▶ _Prompt_: Pick out each line below containing "from".

▶ _Supplied data_:
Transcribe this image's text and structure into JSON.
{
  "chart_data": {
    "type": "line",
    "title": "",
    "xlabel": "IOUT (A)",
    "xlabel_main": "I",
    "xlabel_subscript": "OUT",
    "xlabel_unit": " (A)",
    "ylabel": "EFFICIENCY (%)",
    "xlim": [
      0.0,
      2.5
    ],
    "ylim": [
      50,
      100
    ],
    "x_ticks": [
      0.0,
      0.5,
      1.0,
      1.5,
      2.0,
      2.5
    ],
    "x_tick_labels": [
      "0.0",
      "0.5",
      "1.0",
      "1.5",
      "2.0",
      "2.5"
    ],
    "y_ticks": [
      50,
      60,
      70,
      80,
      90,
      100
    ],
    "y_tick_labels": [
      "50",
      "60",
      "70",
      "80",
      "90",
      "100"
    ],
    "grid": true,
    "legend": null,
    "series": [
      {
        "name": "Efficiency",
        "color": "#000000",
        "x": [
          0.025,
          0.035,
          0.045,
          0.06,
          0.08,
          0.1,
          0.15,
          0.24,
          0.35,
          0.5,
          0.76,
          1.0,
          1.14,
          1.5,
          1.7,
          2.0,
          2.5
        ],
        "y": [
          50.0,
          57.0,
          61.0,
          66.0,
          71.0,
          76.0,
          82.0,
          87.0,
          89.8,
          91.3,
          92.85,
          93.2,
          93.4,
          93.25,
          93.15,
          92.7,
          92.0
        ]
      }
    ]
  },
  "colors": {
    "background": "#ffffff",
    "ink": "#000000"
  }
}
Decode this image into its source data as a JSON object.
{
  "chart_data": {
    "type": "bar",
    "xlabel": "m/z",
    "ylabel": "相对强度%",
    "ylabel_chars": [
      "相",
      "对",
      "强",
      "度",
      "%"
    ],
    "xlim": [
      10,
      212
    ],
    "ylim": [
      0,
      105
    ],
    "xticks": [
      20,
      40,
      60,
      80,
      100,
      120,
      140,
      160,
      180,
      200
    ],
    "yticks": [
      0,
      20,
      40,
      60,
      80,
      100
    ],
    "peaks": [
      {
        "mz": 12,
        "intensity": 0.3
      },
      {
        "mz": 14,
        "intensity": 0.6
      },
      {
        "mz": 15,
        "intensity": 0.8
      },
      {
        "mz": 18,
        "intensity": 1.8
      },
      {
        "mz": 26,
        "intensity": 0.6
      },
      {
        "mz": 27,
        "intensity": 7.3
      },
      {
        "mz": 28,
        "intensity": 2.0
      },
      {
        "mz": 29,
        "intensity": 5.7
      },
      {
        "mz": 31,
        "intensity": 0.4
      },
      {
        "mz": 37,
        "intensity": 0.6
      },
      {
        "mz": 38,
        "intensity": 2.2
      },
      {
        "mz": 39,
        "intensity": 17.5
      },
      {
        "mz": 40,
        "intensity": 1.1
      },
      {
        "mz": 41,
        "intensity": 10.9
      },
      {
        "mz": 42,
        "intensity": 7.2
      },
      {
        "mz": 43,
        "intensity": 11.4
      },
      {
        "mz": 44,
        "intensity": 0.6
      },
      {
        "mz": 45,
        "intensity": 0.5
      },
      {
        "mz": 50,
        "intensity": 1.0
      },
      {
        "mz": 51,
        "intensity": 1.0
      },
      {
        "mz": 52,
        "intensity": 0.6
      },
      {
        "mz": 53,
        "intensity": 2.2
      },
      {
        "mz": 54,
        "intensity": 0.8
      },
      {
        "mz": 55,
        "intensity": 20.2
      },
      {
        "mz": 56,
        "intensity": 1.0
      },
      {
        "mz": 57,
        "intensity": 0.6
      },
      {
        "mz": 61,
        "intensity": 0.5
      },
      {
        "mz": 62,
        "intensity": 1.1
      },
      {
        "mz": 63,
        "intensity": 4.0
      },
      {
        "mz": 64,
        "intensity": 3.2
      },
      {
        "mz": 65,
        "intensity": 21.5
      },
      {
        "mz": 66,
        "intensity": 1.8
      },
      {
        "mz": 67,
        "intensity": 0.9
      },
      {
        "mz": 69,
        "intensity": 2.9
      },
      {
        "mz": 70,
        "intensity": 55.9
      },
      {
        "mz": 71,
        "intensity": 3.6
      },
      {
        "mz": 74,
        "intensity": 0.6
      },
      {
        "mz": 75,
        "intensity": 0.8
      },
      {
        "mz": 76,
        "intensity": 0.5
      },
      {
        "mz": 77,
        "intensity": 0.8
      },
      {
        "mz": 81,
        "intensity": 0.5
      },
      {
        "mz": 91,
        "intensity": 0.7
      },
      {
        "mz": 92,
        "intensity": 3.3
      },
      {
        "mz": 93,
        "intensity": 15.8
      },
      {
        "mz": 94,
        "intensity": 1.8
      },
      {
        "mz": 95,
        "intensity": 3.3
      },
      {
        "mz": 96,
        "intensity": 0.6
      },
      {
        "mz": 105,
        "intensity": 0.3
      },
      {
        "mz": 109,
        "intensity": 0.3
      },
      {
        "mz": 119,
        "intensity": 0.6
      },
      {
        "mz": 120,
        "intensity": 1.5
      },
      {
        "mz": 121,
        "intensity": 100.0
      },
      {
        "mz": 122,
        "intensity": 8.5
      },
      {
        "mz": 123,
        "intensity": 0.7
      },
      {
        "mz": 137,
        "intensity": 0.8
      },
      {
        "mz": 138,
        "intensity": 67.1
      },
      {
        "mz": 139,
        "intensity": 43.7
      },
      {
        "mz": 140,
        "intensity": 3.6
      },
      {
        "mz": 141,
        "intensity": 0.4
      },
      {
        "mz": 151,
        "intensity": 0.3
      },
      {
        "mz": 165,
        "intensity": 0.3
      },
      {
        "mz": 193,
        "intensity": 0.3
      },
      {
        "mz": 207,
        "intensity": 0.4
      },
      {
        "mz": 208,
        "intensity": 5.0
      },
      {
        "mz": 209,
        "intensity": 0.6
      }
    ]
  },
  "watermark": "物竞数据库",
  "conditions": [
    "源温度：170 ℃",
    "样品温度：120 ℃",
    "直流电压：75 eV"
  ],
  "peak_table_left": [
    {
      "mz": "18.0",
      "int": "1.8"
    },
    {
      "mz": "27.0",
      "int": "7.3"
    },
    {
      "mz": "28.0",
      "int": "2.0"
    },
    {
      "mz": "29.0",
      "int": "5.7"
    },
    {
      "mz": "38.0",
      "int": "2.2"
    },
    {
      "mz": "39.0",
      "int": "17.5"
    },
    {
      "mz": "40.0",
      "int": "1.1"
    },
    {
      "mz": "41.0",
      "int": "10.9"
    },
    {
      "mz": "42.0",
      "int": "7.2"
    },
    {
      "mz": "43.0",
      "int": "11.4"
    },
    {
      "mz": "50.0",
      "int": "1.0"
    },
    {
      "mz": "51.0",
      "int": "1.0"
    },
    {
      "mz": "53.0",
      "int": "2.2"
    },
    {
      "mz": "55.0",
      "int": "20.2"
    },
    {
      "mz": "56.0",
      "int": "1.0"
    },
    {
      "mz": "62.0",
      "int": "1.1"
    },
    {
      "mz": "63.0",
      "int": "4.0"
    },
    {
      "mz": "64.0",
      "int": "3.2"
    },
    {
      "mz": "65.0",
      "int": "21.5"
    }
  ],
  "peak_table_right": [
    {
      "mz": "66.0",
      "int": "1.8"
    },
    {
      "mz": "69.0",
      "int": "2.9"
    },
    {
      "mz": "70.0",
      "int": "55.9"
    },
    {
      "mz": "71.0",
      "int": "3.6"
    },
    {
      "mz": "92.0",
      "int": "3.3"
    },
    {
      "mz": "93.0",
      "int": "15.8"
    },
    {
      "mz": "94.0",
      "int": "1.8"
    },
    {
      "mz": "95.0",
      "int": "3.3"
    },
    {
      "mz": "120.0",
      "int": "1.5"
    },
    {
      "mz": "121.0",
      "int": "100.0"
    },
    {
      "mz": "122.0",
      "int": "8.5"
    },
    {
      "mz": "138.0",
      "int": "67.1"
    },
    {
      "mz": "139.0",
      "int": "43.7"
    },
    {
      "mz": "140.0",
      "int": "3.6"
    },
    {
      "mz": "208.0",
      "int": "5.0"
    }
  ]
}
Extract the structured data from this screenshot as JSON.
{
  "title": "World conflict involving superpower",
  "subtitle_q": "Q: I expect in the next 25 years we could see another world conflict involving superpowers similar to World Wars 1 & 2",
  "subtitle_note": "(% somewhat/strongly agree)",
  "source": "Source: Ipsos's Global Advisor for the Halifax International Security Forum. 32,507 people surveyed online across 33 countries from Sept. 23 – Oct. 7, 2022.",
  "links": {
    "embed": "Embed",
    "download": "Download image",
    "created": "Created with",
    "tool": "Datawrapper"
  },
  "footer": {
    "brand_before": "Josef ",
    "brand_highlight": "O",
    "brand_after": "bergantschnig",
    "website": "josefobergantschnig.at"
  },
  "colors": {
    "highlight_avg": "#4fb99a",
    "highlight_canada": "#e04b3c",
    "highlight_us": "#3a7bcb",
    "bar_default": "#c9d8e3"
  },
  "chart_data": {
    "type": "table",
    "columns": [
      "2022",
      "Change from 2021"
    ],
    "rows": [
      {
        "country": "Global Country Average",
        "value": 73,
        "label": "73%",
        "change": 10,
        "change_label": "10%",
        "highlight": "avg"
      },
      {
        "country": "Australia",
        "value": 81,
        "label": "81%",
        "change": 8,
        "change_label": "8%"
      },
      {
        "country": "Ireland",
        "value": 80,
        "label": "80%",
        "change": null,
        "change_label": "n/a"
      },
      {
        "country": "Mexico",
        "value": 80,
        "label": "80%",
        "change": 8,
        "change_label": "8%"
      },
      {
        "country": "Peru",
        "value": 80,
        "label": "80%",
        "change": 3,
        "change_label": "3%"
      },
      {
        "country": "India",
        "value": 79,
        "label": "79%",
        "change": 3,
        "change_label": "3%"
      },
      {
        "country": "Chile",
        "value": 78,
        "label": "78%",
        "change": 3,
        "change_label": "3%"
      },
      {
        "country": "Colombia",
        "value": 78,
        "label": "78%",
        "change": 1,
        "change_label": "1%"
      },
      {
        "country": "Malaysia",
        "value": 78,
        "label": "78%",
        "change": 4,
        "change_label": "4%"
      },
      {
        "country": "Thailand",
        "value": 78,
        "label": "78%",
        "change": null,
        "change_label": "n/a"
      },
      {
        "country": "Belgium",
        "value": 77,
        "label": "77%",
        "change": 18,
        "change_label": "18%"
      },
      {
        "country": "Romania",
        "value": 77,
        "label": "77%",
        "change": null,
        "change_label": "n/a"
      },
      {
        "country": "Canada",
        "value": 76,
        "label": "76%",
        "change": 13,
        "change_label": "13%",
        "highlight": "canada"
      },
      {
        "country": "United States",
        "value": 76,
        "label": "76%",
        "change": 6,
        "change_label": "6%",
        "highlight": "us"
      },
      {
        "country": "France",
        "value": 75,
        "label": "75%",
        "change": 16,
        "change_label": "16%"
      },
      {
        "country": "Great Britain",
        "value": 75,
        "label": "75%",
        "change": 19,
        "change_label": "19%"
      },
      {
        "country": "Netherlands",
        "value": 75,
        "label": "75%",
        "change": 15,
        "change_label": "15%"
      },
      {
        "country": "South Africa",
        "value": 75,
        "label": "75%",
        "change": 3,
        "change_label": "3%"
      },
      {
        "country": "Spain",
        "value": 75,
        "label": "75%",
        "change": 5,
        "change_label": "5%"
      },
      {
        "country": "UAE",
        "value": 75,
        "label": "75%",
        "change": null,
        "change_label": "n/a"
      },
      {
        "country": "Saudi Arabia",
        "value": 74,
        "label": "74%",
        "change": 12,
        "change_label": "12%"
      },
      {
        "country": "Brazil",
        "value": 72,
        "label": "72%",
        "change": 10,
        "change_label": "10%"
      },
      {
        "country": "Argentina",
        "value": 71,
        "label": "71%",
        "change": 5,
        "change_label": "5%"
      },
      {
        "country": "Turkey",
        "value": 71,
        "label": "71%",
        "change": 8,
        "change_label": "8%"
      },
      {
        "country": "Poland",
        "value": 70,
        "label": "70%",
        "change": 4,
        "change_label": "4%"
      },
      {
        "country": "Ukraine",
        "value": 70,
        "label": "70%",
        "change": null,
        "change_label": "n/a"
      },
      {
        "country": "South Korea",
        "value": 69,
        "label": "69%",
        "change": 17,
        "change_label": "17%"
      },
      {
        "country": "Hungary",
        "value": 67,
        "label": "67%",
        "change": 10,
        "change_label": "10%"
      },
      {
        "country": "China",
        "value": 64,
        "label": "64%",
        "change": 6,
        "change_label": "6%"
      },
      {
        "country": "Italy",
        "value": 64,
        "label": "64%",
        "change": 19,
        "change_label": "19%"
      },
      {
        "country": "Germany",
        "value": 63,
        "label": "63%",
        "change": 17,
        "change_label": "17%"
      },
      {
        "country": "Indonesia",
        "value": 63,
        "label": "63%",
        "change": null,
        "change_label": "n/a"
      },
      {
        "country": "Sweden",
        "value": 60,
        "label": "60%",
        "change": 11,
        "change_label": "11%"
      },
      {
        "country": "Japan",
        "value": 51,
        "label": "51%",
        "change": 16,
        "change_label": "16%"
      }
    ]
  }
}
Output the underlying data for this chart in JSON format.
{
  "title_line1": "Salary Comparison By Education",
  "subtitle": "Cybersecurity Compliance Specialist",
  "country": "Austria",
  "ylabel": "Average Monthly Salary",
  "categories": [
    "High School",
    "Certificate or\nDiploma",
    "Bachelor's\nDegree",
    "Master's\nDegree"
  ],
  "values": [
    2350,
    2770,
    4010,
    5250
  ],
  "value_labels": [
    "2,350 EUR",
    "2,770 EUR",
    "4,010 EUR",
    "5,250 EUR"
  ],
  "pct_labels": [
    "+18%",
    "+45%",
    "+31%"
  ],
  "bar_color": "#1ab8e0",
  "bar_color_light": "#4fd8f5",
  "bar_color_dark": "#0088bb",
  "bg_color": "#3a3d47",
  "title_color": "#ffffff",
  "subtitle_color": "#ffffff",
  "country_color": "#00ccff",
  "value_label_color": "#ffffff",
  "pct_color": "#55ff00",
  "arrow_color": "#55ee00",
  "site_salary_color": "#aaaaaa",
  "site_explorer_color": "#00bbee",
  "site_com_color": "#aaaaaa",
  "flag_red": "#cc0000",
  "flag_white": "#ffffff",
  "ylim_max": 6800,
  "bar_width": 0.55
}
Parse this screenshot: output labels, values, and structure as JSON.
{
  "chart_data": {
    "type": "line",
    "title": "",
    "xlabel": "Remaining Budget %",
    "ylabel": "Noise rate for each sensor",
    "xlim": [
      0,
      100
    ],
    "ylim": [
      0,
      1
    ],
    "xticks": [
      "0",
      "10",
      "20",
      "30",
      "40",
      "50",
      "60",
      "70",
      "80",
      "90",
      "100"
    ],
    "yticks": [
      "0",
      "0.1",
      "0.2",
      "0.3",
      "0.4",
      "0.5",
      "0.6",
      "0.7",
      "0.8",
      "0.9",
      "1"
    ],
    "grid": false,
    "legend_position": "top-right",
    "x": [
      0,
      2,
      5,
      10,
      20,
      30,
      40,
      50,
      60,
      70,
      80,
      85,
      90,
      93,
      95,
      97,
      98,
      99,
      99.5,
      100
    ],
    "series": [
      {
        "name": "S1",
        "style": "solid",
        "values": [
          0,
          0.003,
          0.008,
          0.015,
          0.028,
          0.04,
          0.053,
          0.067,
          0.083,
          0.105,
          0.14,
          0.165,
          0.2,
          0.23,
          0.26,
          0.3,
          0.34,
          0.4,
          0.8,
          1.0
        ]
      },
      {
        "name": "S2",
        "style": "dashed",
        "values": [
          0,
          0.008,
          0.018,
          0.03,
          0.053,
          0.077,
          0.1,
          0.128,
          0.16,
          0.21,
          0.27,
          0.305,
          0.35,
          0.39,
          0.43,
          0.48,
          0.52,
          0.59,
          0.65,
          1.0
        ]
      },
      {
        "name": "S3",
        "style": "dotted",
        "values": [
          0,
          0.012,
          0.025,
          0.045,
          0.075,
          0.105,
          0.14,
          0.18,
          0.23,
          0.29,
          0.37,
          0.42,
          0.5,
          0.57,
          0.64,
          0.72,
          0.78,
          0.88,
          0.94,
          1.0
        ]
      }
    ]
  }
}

▶ _Completed exercise_:
Extract the structured data from this screenshot as JSON.
  "source": "Source: Ipsos's Global Advisor for the Halifax International Security Forum. 32,507 people surveyed online across 33 countries from Sept. 23 – Oct. 7, 2022.",
      "Change from 2021"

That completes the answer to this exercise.